Directions =>
All of the material below is to be repeated exactly.

[Excerpt from a dataset]

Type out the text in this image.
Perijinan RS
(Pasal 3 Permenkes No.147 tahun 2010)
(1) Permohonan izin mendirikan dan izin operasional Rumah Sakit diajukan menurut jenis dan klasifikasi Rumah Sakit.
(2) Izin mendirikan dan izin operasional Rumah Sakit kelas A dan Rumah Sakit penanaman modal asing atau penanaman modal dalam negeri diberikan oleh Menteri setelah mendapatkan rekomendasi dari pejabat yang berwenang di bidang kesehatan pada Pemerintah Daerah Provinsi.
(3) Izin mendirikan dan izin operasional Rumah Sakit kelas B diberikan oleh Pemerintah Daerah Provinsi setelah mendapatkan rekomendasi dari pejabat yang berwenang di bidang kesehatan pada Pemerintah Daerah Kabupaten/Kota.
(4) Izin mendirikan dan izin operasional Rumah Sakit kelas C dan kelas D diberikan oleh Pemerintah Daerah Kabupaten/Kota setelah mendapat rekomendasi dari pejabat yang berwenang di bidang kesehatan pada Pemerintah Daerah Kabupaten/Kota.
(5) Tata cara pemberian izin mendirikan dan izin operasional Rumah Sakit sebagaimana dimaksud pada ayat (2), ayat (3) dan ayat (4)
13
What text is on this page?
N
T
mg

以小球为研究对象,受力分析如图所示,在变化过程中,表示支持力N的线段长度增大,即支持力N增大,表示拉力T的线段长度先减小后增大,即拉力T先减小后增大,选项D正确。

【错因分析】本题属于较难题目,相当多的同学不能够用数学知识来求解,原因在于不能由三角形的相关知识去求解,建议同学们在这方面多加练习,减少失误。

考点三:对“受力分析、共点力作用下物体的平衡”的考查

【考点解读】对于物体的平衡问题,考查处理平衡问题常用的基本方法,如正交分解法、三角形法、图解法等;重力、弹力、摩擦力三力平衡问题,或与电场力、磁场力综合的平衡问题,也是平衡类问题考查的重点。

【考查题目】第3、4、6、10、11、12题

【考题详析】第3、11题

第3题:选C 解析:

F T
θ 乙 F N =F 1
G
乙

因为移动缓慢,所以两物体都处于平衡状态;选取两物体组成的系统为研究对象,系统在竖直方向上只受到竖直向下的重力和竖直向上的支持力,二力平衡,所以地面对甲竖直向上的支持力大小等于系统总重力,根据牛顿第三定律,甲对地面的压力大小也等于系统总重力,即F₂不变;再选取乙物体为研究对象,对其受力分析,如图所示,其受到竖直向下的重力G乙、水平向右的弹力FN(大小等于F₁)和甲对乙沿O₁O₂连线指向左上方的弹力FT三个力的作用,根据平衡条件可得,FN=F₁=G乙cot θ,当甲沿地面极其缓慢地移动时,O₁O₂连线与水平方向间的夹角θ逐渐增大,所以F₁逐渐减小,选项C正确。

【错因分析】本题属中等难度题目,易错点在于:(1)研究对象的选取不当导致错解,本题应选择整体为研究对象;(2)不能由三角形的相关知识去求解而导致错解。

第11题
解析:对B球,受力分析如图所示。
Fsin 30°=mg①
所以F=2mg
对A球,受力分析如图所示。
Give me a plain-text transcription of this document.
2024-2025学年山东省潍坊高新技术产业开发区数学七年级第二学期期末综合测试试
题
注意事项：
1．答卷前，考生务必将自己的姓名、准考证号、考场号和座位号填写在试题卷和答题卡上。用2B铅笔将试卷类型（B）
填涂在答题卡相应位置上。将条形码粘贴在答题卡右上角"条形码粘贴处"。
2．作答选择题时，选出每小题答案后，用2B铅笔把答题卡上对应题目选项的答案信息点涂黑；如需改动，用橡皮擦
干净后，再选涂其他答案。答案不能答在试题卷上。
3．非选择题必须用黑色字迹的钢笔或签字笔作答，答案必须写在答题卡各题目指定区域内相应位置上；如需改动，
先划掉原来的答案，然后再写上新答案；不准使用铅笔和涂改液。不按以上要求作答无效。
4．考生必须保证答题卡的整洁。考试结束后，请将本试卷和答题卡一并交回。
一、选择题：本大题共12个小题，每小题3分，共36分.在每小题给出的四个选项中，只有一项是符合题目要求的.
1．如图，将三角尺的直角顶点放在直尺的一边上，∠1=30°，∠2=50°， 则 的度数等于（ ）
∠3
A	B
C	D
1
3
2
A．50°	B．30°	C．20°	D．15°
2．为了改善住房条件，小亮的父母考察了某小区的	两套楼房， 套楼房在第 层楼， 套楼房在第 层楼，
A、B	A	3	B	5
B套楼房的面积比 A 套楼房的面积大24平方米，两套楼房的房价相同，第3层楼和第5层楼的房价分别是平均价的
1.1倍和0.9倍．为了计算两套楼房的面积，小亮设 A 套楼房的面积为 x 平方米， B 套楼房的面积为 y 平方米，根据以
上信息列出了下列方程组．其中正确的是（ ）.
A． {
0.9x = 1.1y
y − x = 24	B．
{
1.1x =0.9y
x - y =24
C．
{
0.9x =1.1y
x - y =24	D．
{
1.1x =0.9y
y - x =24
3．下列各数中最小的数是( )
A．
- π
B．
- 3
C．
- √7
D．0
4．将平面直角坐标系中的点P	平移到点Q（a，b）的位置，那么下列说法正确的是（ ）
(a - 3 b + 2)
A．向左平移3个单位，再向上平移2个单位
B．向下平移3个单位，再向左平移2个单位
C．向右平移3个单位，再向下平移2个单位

Answer to this task =>
Type out the text in this image.
Perijinan RS
(Pasal 3 Permenkes No.147 tahun 2010)
(1) Permohonan izin mendirikan dan izin operasional Rumah Sakit diajukan menurut jenis dan klasifikasi Rumah Sakit.
(2) Izin mendirikan dan izin operasional Rumah Sakit kelas A dan Rumah Sakit penanaman modal asing atau penanaman modal dalam negeri diberikan oleh Menteri setelah mendapatkan rekomendasi dari pejabat yang berwenang di bidang kesehatan pada Pemerintah Daerah Provinsi.
(3) Izin mendirikan dan izin operasional Rumah Sakit kelas B diberikan oleh Pemerintah Daerah Provinsi setelah mendapatkan rekomendasi dari pejabat yang berwenang di bidang kesehatan pada Pemerintah Daerah Kabupaten/Kota.
(4) Izin mendirikan dan izin operasional Rumah Sakit kelas C dan kelas D diberikan oleh Pemerintah Daerah Kabupaten/Kota setelah mendapat rekomendasi dari pejabat yang berwenang di bidang kesehatan pada Pemerintah Daerah Kabupaten/Kota.
(5) Tata cara pemberian izin mendirikan dan izin operasional Rumah Sakit sebagaimana dimaksud pada ayat (2), ayat (3) dan ayat (4)
13
What text is on this page?
N
T
mg

以小球为研究对象,受力分析如图所示,在变化过程中,表示支持力N的线段长度增大,即支持力N增大,表示拉力T的线段长度先减小后增大,即拉力T先减小后增大,选项D正确。

【错因分析】本题属于较难题目,相当多的同学不能够用数学知识来求解,原因在于不能由三角形的相关知识去求解,建议同学们在这方面多加练习,减少失误。

考点三:对“受力分析、共点力作用下物体的平衡”的考查

【考点解读】对于物体的平衡问题,考查处理平衡问题常用的基本方法,如正交分解法、三角形法、图解法等;重力、弹力、摩擦力三力平衡问题,或与电场力、磁场力综合的平衡问题,也是平衡类问题考查的重点。

【考查题目】第3、4、6、10、11、12题

【考题详析】第3、11题

第3题:选C 解析:

F T
θ 乙 F N =F 1
G
乙

因为移动缓慢,所以两物体都处于平衡状态;选取两物体组成的系统为研究对象,系统在竖直方向上只受到竖直向下的重力和竖直向上的支持力,二力平衡,所以地面对甲竖直向上的支持力大小等于系统总重力,根据牛顿第三定律,甲对地面的压力大小也等于系统总重力,即F₂不变;再选取乙物体为研究对象,对其受力分析,如图所示,其受到竖直向下的重力G乙、水平向右的弹力FN(大小等于F₁)和甲对乙沿O₁O₂连线指向左上方的弹力FT三个力的作用,根据平衡条件可得,FN=F₁=G乙cot θ,当甲沿地面极其缓慢地移动时,O₁O₂连线与水平方向间的夹角θ逐渐增大,所以F₁逐渐减小,选项C正确。

【错因分析】本题属中等难度题目,易错点在于:(1)研究对象的选取不当导致错解,本题应选择整体为研究对象;(2)不能由三角形的相关知识去求解而导致错解。

第11题
解析:对B球,受力分析如图所示。
Fsin 30°=mg①
所以F=2mg
对A球,受力分析如图所示。
Give me a plain-text transcription of this document.
2024-2025学年山东省潍坊高新技术产业开发区数学七年级第二学期期末综合测试试
题
注意事项：
1．答卷前，考生务必将自己的姓名、准考证号、考场号和座位号填写在试题卷和答题卡上。用2B铅笔将试卷类型（B）
填涂在答题卡相应位置上。将条形码粘贴在答题卡右上角"条形码粘贴处"。
2．作答选择题时，选出每小题答案后，用2B铅笔把答题卡上对应题目选项的答案信息点涂黑；如需改动，用橡皮擦
干净后，再选涂其他答案。答案不能答在试题卷上。
3．非选择题必须用黑色字迹的钢笔或签字笔作答，答案必须写在答题卡各题目指定区域内相应位置上；如需改动，
先划掉原来的答案，然后再写上新答案；不准使用铅笔和涂改液。不按以上要求作答无效。
4．考生必须保证答题卡的整洁。考试结束后，请将本试卷和答题卡一并交回。
一、选择题：本大题共12个小题，每小题3分，共36分.在每小题给出的四个选项中，只有一项是符合题目要求的.
1．如图，将三角尺的直角顶点放在直尺的一边上，∠1=30°，∠2=50°， 则 的度数等于（ ）
∠3
A	B
C	D
1
3
2
A．50°	B．30°	C．20°	D．15°
2．为了改善住房条件，小亮的父母考察了某小区的	两套楼房， 套楼房在第 层楼， 套楼房在第 层楼，
A、B	A	3	B	5
B套楼房的面积比 A 套楼房的面积大24平方米，两套楼房的房价相同，第3层楼和第5层楼的房价分别是平均价的
1.1倍和0.9倍．为了计算两套楼房的面积，小亮设 A 套楼房的面积为 x 平方米， B 套楼房的面积为 y 平方米，根据以
上信息列出了下列方程组．其中正确的是（ ）.
A． {
0.9x = 1.1y
y − x = 24	B．
{
1.1x =0.9y
x - y =24
C．
{
0.9x =1.1y
x - y =24	D．
{
1.1x =0.9y
y - x =24
3．下列各数中最小的数是( )
A．
- π
B．
- 3
C．
- √7
D．0
4．将平面直角坐标系中的点P	平移到点Q（a，b）的位置，那么下列说法正确的是（ ）
(a - 3 b + 2)
A．向左平移3个单位，再向上平移2个单位
B．向下平移3个单位，再向左平移2个单位
C．向右平移3个单位，再向下平移2个单位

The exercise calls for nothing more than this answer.